## BEGIN RECORDS FOR THE EXERCISE

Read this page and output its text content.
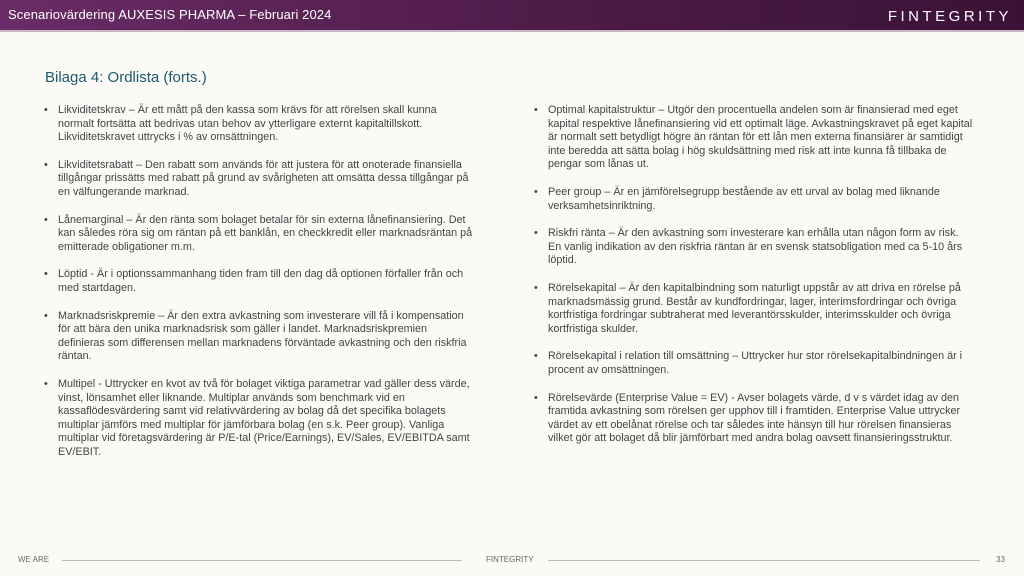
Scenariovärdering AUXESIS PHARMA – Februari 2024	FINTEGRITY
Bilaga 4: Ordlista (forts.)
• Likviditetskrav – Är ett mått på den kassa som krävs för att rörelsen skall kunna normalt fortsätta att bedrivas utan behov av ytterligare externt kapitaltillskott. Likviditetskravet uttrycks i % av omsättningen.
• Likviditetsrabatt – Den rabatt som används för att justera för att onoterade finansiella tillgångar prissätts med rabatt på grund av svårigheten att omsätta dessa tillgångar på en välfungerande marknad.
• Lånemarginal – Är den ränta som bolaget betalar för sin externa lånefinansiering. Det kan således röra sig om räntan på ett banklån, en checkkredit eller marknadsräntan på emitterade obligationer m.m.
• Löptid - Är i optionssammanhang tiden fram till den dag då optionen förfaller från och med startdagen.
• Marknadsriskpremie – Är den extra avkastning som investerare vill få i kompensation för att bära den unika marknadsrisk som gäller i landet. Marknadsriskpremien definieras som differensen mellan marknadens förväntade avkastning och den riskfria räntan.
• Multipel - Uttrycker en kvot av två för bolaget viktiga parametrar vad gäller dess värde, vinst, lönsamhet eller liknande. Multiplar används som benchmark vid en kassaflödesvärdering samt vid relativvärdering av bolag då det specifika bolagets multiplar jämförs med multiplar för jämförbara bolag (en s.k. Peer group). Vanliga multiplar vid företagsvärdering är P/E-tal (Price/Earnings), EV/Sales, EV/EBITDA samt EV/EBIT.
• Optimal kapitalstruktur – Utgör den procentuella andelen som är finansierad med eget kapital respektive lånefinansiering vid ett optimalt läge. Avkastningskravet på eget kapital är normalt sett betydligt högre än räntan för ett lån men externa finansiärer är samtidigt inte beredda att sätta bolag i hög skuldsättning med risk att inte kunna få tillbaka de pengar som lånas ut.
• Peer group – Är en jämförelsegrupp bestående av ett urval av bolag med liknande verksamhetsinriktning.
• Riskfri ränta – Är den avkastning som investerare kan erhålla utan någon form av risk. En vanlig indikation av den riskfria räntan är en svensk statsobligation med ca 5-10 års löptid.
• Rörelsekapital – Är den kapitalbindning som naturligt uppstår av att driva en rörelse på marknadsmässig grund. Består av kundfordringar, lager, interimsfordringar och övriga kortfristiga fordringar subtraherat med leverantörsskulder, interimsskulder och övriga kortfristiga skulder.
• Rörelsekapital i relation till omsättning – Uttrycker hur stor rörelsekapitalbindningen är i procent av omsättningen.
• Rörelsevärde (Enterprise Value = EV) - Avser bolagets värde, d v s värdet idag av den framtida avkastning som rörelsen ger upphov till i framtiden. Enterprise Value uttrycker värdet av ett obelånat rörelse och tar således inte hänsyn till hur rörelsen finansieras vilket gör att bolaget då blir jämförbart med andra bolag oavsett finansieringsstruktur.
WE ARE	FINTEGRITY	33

## END RECORDS FOR THE EXERCISE
## BEGIN RECORDS FOR THE EXERCISE

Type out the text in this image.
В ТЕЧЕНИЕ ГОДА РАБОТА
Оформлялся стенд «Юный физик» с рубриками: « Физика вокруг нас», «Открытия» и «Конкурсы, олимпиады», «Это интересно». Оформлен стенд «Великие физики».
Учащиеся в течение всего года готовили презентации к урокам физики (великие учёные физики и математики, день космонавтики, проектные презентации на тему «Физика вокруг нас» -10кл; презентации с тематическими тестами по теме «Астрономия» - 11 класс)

## END RECORDS FOR THE EXERCISE
## BEGIN RECORDS FOR THE EXERCISE

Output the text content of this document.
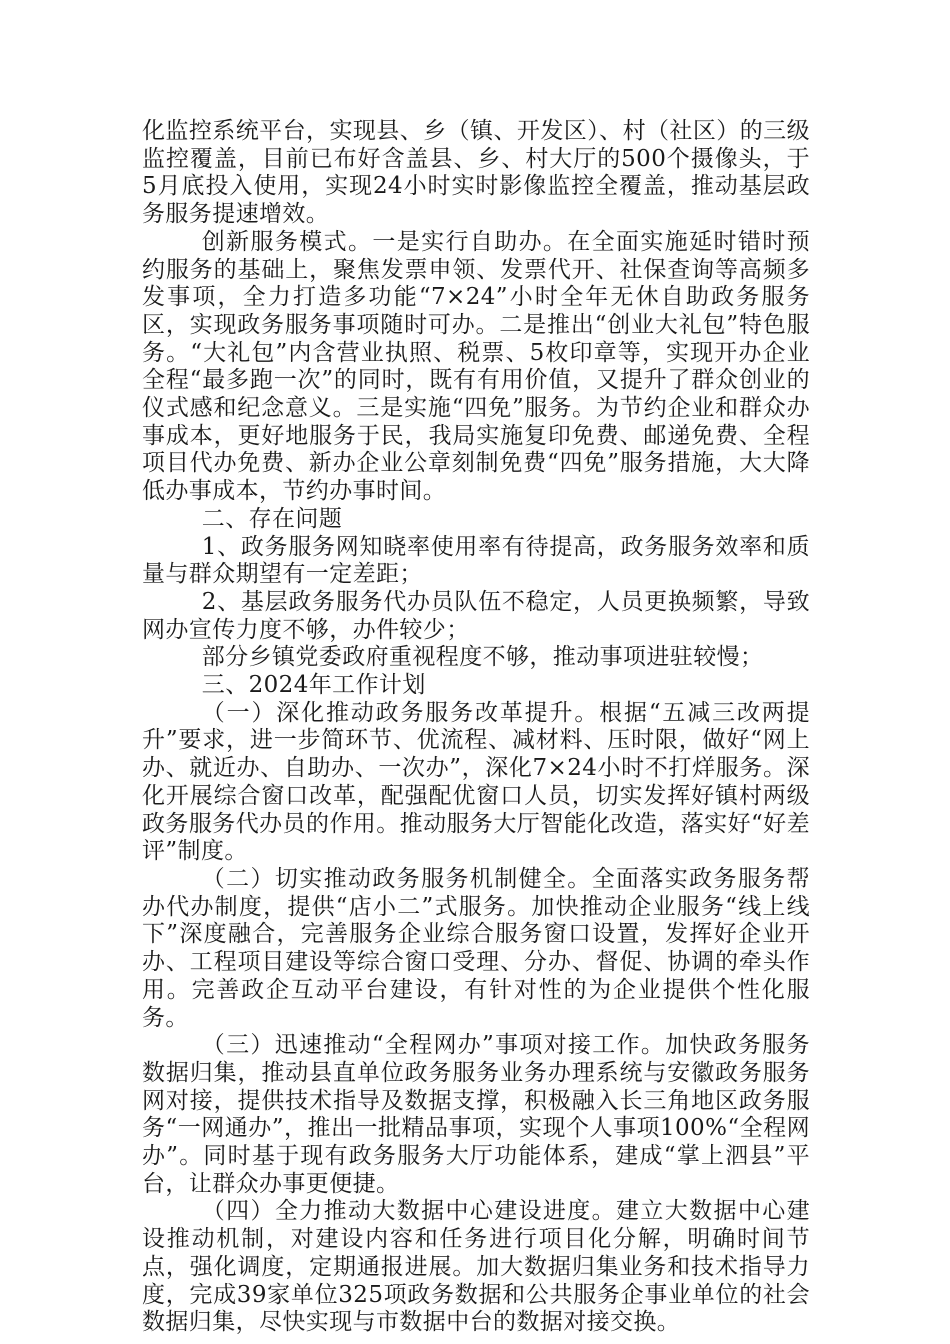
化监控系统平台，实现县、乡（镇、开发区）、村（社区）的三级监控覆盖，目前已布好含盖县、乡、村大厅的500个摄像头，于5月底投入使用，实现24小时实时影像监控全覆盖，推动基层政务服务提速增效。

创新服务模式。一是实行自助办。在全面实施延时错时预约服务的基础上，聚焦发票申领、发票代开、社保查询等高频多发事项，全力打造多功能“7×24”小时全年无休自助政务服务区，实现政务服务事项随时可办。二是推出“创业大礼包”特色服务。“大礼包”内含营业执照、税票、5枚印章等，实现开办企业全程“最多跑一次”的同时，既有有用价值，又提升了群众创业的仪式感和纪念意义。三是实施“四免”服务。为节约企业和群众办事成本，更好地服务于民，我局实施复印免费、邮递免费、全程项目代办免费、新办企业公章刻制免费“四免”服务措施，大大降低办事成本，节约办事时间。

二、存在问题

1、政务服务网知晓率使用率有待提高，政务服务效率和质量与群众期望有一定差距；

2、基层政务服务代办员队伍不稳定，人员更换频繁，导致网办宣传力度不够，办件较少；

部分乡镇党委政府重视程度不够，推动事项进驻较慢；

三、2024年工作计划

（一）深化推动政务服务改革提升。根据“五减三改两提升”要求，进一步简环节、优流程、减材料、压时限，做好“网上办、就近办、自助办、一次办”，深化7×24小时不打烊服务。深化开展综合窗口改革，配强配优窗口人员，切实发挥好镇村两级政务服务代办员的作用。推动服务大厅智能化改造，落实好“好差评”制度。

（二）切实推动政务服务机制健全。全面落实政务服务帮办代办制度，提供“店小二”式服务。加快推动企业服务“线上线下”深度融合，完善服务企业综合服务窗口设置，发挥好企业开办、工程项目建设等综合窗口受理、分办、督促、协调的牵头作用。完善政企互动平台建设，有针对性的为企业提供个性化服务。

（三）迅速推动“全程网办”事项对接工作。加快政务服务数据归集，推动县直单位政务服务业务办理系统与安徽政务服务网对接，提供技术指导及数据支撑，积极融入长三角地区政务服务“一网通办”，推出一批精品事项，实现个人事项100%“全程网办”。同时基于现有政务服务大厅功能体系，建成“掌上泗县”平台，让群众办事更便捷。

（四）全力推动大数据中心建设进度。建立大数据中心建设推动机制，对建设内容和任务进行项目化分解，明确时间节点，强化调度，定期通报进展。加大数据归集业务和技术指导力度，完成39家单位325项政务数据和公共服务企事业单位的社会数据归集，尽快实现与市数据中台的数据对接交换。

## END RECORDS FOR THE EXERCISE

## [WHAT YOU SHOULD DO]
List the lines of the material in which the word "this" occurs.

## [SOLUTION TO THE PROBLEM]
Read this page and output its text content.
Type out the text in this image.
Output the text content of this document.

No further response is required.